• [DATA TO USE]:
#####
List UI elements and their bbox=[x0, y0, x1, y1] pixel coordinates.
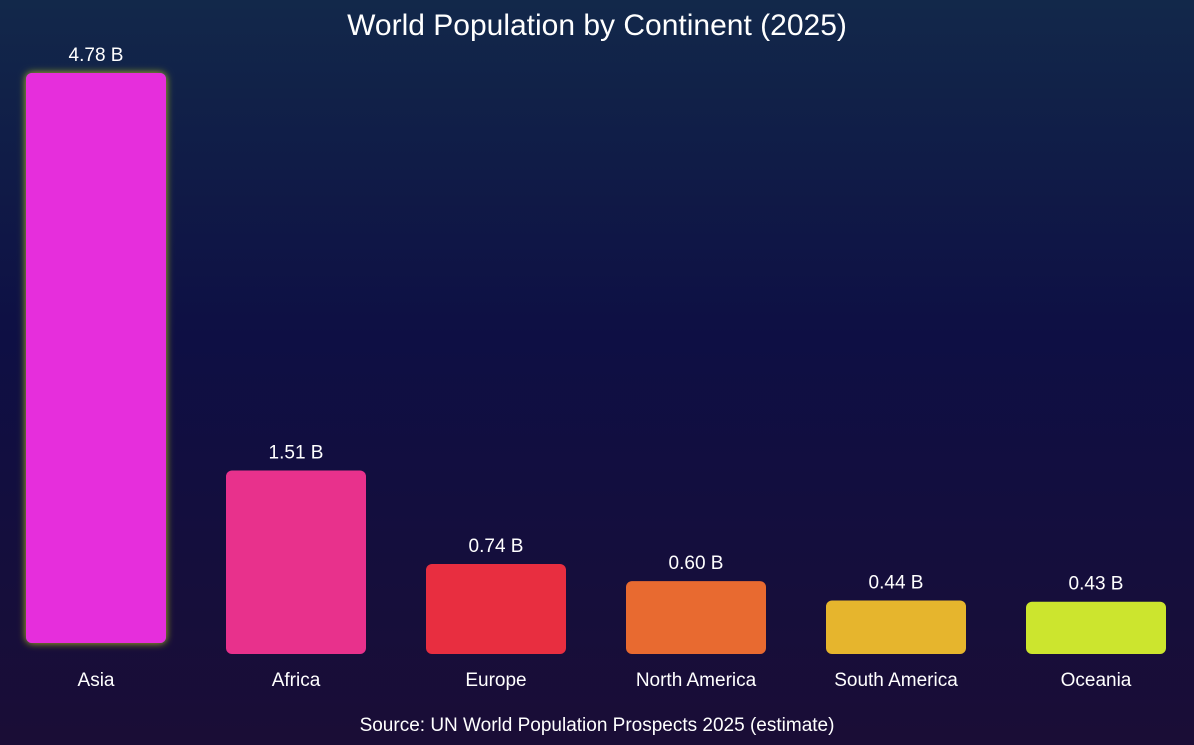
#####
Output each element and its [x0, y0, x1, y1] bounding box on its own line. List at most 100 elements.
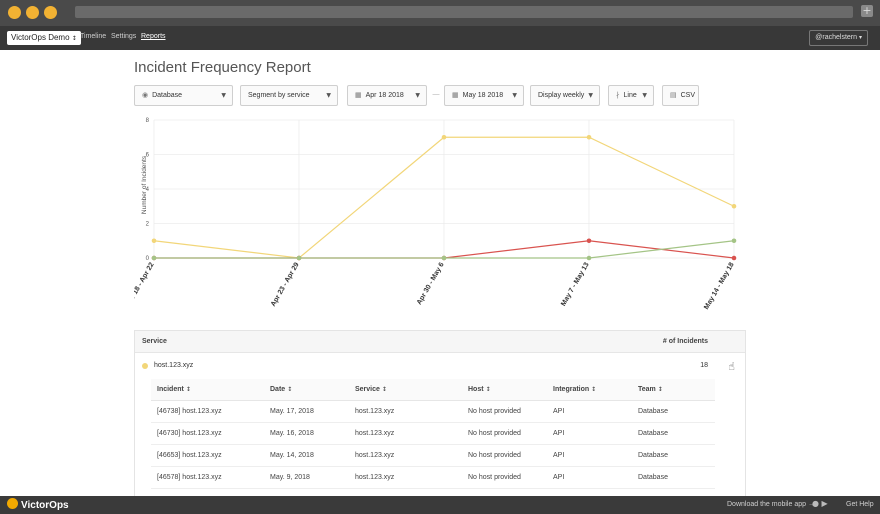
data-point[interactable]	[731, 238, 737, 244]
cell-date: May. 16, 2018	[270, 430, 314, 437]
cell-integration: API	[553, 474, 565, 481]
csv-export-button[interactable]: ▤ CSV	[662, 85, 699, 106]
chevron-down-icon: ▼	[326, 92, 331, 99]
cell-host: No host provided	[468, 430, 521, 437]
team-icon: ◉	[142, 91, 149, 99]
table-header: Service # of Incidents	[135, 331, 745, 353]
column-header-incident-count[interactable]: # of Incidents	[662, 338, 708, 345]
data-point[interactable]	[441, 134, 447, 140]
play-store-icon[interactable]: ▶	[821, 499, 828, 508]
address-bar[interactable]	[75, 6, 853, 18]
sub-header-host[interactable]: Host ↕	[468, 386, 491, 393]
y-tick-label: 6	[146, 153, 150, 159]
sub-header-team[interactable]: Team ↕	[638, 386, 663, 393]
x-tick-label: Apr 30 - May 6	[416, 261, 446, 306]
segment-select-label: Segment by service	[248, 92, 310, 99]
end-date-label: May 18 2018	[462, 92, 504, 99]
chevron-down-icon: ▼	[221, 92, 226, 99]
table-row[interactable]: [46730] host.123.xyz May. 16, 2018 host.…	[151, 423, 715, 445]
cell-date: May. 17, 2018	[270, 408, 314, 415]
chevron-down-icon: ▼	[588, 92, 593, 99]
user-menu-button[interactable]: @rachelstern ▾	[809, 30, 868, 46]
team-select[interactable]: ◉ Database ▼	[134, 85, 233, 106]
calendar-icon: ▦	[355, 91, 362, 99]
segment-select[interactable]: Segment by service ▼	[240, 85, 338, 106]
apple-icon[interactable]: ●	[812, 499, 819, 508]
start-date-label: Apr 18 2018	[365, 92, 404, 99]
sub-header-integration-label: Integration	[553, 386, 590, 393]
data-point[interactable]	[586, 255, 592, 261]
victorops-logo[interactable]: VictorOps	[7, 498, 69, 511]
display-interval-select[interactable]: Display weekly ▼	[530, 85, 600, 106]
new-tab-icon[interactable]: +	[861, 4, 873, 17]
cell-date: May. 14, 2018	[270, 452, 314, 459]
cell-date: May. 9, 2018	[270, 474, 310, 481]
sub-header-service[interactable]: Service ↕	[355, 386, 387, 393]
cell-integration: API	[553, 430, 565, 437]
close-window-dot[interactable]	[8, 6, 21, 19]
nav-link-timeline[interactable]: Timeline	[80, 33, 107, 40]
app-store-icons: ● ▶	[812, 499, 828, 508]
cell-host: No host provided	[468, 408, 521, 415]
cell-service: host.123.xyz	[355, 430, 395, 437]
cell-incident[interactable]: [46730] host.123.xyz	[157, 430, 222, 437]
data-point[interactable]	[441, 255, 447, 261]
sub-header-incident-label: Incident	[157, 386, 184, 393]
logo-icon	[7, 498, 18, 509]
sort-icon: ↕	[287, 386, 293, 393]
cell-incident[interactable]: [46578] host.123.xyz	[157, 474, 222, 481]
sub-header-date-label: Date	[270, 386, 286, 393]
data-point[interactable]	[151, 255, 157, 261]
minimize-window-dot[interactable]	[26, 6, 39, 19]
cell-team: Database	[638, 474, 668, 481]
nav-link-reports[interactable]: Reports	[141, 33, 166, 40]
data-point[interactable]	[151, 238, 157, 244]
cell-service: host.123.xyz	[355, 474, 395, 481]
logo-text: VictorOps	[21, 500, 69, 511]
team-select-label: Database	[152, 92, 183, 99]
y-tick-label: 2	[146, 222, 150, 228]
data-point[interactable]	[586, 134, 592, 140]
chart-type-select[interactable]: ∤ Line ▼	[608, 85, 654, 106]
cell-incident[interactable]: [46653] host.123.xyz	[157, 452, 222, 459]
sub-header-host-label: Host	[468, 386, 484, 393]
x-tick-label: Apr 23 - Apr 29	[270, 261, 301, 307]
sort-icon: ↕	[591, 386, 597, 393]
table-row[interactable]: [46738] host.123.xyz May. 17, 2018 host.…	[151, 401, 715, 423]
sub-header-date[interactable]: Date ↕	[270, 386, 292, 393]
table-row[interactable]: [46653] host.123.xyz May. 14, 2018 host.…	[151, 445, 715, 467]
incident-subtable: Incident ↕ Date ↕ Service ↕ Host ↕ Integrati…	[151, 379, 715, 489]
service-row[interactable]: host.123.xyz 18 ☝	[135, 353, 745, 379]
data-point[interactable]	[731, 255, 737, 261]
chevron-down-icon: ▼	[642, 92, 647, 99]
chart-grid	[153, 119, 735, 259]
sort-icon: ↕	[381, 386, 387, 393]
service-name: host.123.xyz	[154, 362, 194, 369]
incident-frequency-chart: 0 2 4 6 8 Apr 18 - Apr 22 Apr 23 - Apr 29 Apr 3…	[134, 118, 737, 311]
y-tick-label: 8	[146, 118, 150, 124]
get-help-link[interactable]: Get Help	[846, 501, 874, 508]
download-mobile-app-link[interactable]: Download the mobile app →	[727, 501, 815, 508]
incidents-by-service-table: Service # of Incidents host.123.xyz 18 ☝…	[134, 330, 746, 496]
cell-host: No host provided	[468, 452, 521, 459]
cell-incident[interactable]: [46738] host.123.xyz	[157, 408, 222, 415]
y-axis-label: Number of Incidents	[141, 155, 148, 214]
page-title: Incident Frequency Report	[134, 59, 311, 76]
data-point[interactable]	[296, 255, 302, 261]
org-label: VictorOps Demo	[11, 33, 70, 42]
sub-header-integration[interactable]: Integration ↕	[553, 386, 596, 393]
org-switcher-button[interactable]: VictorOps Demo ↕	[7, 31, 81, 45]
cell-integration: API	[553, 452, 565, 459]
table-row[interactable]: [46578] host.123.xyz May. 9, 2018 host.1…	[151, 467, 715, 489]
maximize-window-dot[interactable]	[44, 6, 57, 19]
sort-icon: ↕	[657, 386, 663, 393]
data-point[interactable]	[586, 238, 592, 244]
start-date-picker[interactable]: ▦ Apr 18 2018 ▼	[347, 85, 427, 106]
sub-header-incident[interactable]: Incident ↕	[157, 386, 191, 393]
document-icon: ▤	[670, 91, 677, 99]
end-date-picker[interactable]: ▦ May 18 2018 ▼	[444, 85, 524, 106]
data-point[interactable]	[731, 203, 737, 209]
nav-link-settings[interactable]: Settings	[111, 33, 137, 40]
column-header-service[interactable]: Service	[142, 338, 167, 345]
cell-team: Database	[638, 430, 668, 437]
#####
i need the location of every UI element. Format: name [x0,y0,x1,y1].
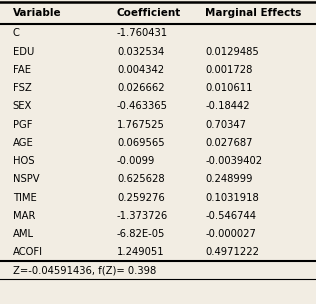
#####
• [PROBLEM STATEMENT]: Transcribe the lines from the one containing "Output each element" through the one containing "table-row[interactable]: [46730] host.123.xyz", inclusive, and omit the pictures from your answer.

• [REPLY]:
Output each element and its [x0, y0, x1, y1] bounding box on its own line. List at most 100 elements.
data-point[interactable]	[731, 238, 737, 244]
cell-date: May. 16, 2018	[270, 430, 314, 437]
cell-integration: API	[553, 474, 565, 481]
csv-export-button[interactable]: ▤ CSV	[662, 85, 699, 106]
chevron-down-icon: ▼	[326, 92, 331, 99]
cell-host: No host provided	[468, 430, 521, 437]
team-icon: ◉	[142, 91, 149, 99]
table-header: Service # of Incidents	[135, 331, 745, 353]
column-header-incident-count[interactable]: # of Incidents	[662, 338, 708, 345]
data-point[interactable]	[441, 134, 447, 140]
play-store-icon[interactable]: ▶	[821, 499, 828, 508]
address-bar[interactable]	[75, 6, 853, 18]
sub-header-host[interactable]: Host ↕	[468, 386, 491, 393]
y-tick-label: 6	[146, 153, 150, 159]
sub-header-team[interactable]: Team ↕	[638, 386, 663, 393]
x-tick-label: Apr 30 - May 6	[416, 261, 446, 306]
segment-select-label: Segment by service	[248, 92, 310, 99]
end-date-label: May 18 2018	[462, 92, 504, 99]
chevron-down-icon: ▼	[221, 92, 226, 99]
table-row[interactable]: [46730] host.123.xyz May. 16, 2018 host.…	[151, 423, 715, 445]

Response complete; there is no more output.